GIVEN PROBLEM | Isolate every line in the data with the string "true" and copy it.

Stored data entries
------------------------------------------------------------------------

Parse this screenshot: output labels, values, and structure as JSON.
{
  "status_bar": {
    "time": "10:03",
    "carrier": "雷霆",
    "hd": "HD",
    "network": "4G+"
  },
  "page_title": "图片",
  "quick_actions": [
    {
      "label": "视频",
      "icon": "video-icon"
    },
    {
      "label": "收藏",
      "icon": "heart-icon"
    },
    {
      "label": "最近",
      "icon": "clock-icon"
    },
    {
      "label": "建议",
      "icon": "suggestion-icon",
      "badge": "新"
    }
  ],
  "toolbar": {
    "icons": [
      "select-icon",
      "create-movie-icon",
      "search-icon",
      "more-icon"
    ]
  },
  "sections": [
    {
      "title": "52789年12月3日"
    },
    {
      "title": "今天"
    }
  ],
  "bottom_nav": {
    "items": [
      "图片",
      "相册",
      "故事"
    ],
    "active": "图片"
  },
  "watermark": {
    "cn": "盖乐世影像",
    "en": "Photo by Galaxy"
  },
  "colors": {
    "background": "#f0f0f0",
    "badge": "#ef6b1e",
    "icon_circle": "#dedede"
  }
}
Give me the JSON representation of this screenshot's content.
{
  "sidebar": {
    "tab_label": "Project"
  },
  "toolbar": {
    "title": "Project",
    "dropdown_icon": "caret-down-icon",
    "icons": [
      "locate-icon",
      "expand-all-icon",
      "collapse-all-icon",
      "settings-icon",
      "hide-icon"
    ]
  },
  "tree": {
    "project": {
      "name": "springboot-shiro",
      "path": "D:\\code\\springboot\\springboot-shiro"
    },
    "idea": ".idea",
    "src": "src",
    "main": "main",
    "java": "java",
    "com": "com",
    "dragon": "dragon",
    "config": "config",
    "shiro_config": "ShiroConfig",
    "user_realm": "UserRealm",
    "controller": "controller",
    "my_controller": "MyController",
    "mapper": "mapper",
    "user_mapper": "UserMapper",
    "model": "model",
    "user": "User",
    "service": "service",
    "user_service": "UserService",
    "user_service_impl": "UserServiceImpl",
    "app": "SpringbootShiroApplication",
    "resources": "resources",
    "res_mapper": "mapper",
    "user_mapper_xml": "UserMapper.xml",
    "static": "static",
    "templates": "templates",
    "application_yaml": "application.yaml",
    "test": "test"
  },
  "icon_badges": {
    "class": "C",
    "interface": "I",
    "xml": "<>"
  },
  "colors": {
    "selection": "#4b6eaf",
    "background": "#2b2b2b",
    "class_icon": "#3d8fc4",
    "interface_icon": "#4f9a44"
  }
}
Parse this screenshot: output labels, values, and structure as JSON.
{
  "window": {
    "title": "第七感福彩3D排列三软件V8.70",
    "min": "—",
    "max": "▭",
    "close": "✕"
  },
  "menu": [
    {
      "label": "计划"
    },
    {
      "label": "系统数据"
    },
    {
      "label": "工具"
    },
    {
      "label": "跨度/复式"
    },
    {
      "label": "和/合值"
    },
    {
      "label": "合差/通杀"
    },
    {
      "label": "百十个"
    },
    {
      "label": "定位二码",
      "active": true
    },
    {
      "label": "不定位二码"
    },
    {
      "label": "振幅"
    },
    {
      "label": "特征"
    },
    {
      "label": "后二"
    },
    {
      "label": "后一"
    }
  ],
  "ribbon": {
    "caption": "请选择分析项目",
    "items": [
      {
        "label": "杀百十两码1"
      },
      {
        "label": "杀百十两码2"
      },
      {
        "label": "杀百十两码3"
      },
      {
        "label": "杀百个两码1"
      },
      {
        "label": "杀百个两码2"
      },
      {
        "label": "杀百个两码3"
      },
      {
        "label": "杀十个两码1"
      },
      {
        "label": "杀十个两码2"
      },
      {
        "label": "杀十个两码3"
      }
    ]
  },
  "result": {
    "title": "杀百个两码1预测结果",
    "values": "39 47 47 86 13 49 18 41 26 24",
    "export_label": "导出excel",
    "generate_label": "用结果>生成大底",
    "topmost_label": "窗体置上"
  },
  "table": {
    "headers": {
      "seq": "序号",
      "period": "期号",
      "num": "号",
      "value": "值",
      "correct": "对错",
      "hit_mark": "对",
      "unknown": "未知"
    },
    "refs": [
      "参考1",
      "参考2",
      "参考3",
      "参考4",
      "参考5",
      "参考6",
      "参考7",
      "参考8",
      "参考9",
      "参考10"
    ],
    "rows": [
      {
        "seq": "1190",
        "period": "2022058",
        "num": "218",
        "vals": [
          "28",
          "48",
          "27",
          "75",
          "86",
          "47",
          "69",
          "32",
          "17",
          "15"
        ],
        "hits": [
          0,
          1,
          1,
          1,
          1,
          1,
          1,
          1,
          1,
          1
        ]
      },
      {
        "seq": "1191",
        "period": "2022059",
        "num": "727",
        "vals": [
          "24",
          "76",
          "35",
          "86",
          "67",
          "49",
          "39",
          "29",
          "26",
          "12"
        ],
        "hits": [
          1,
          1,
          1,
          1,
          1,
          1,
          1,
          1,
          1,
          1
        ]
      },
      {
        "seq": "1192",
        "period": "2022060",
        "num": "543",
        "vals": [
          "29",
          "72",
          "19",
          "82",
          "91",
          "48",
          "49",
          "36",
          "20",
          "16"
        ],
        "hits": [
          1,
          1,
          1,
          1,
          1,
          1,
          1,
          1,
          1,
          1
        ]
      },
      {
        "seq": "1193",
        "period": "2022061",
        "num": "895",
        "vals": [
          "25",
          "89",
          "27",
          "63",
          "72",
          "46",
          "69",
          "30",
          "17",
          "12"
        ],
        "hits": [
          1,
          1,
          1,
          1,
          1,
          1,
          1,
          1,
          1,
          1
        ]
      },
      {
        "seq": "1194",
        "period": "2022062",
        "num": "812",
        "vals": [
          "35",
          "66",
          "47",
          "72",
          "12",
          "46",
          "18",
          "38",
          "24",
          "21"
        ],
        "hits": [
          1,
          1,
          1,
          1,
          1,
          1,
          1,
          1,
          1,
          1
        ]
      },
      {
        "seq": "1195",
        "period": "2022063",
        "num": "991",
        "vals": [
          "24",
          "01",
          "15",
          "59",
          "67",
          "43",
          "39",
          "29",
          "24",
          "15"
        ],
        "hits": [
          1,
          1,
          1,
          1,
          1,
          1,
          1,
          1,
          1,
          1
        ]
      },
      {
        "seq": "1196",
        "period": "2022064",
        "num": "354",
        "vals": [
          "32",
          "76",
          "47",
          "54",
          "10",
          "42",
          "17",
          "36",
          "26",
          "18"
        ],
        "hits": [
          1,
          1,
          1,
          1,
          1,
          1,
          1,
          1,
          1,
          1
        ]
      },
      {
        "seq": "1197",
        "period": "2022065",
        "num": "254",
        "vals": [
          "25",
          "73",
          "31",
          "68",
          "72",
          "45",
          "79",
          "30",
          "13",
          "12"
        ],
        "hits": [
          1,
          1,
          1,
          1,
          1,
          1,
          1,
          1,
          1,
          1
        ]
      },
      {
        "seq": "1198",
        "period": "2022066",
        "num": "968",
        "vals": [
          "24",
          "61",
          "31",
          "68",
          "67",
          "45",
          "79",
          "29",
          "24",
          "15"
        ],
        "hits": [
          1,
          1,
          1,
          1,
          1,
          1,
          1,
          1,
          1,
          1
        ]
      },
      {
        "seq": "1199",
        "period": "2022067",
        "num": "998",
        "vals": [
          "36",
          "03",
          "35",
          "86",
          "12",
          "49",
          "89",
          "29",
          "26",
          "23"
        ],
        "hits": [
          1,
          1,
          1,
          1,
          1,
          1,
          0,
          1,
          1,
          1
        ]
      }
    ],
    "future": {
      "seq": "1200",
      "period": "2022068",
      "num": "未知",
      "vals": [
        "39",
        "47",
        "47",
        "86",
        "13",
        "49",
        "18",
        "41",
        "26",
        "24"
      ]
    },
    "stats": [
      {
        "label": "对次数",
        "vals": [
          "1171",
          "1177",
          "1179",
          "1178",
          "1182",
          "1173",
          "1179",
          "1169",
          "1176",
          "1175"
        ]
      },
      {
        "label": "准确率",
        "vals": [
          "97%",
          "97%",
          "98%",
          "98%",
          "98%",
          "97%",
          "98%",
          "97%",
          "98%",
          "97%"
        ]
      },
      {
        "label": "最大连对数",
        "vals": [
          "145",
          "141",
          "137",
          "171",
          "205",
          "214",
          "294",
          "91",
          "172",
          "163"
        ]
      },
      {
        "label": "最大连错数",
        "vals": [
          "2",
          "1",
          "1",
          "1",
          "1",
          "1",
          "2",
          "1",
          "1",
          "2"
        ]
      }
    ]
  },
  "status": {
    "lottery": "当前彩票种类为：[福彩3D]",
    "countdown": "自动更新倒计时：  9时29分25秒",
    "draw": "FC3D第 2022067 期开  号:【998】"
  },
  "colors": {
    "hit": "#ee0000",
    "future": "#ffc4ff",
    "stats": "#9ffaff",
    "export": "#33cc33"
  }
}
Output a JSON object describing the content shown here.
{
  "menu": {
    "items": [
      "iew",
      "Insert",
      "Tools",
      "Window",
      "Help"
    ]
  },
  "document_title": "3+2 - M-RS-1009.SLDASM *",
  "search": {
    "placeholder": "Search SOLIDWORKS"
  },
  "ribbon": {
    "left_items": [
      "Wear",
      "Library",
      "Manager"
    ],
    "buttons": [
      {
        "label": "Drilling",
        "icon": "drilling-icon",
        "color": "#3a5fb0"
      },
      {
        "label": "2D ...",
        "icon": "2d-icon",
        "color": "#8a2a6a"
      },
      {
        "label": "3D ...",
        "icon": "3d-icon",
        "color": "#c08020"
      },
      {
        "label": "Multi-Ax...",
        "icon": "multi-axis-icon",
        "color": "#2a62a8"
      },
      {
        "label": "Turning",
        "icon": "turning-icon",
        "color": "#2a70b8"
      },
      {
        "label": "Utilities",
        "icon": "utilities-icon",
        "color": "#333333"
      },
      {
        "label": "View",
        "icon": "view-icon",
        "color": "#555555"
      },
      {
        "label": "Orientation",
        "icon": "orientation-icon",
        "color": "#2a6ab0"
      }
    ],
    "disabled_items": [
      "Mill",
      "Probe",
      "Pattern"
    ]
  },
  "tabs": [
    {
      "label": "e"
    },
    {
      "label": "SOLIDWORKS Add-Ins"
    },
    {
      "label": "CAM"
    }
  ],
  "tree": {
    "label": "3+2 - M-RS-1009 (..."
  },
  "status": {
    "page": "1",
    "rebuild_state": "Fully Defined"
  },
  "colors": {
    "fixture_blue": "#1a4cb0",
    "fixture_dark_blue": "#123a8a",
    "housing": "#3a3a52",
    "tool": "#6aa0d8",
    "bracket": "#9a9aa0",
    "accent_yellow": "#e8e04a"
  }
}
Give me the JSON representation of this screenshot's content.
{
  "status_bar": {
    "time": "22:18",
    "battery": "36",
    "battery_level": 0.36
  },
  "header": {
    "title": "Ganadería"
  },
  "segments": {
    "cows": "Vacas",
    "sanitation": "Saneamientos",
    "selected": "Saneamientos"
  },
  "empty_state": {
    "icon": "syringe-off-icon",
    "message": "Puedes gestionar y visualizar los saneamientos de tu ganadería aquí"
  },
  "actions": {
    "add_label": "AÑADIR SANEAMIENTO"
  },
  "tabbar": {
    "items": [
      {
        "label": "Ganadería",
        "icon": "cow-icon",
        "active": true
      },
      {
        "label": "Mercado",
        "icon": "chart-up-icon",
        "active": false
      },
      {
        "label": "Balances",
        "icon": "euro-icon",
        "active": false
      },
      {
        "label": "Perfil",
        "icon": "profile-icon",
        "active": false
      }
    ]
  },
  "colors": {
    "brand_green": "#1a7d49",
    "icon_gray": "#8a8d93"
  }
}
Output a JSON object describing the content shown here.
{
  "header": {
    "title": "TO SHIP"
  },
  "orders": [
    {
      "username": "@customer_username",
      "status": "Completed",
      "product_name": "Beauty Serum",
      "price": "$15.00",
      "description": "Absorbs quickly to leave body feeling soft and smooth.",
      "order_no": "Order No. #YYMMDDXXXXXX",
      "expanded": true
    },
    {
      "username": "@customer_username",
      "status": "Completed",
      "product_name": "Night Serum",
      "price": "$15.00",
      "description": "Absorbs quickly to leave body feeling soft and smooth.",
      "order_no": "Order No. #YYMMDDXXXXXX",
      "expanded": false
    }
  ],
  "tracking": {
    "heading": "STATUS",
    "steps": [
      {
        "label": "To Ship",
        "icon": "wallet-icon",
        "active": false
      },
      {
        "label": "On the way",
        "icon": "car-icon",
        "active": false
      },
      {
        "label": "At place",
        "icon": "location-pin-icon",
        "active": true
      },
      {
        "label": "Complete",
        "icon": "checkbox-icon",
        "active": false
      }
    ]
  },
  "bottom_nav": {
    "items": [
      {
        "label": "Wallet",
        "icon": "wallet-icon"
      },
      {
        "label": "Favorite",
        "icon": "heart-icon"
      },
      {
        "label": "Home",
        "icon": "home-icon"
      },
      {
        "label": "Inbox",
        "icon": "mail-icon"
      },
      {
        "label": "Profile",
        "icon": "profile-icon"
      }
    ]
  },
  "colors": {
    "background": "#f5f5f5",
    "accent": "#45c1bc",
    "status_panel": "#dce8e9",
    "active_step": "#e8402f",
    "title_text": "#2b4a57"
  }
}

------------------------------------------------------------------------

REPLY TO THE EXERCISE |
      "active": true
        "active": true
      "expanded": true
        "active": true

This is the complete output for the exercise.